[Data items]

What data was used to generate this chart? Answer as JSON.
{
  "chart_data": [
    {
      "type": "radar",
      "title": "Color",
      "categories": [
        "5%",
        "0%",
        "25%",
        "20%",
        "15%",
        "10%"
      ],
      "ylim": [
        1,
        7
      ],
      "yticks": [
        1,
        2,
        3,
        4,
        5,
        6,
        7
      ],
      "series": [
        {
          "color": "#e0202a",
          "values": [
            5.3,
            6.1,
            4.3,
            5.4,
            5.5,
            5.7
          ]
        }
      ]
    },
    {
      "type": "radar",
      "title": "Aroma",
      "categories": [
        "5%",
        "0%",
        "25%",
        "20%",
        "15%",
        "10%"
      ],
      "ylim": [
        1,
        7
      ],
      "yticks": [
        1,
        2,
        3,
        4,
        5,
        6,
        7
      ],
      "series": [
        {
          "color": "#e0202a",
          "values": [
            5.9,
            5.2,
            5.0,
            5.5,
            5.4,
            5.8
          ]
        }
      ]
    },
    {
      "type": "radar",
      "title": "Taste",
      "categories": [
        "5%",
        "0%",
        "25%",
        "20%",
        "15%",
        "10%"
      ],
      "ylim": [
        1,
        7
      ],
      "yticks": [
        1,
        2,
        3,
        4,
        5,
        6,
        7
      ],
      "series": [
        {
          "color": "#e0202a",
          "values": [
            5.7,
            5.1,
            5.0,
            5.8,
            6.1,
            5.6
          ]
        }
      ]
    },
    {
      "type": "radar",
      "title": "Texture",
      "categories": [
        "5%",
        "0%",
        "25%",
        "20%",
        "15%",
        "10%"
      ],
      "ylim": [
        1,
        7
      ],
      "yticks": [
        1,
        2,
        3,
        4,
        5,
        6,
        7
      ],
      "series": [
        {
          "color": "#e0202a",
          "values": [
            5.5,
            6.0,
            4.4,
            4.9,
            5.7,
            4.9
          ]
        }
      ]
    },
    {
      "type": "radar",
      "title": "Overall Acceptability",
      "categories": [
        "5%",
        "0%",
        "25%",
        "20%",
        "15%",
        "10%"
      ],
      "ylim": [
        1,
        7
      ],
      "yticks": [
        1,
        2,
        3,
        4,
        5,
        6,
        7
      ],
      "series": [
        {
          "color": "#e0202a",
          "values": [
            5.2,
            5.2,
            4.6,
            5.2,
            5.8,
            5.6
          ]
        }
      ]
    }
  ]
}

> _CHALLENGE_
Restate each record word for word.

> _THE RESPONSE_
What data was used to generate this chart? Answer as JSON.
{
  "chart_data": [
    {
      "type": "radar",
      "title": "Color",
      "categories": [
        "5%",
        "0%",
        "25%",
        "20%",
        "15%",
        "10%"
      ],
      "ylim": [
        1,
        7
      ],
      "yticks": [
        1,
        2,
        3,
        4,
        5,
        6,
        7
      ],
      "series": [
        {
          "color": "#e0202a",
          "values": [
            5.3,
            6.1,
            4.3,
            5.4,
            5.5,
            5.7
          ]
        }
      ]
    },
    {
      "type": "radar",
      "title": "Aroma",
      "categories": [
        "5%",
        "0%",
        "25%",
        "20%",
        "15%",
        "10%"
      ],
      "ylim": [
        1,
        7
      ],
      "yticks": [
        1,
        2,
        3,
        4,
        5,
        6,
        7
      ],
      "series": [
        {
          "color": "#e0202a",
          "values": [
            5.9,
            5.2,
            5.0,
            5.5,
            5.4,
            5.8
          ]
        }
      ]
    },
    {
      "type": "radar",
      "title": "Taste",
      "categories": [
        "5%",
        "0%",
        "25%",
        "20%",
        "15%",
        "10%"
      ],
      "ylim": [
        1,
        7
      ],
      "yticks": [
        1,
        2,
        3,
        4,
        5,
        6,
        7
      ],
      "series": [
        {
          "color": "#e0202a",
          "values": [
            5.7,
            5.1,
            5.0,
            5.8,
            6.1,
            5.6
          ]
        }
      ]
    },
    {
      "type": "radar",
      "title": "Texture",
      "categories": [
        "5%",
        "0%",
        "25%",
        "20%",
        "15%",
        "10%"
      ],
      "ylim": [
        1,
        7
      ],
      "yticks": [
        1,
        2,
        3,
        4,
        5,
        6,
        7
      ],
      "series": [
        {
          "color": "#e0202a",
          "values": [
            5.5,
            6.0,
            4.4,
            4.9,
            5.7,
            4.9
          ]
        }
      ]
    },
    {
      "type": "radar",
      "title": "Overall Acceptability",
      "categories": [
        "5%",
        "0%",
        "25%",
        "20%",
        "15%",
        "10%"
      ],
      "ylim": [
        1,
        7
      ],
      "yticks": [
        1,
        2,
        3,
        4,
        5,
        6,
        7
      ],
      "series": [
        {
          "color": "#e0202a",
          "values": [
            5.2,
            5.2,
            4.6,
            5.2,
            5.8,
            5.6
          ]
        }
      ]
    }
  ]
}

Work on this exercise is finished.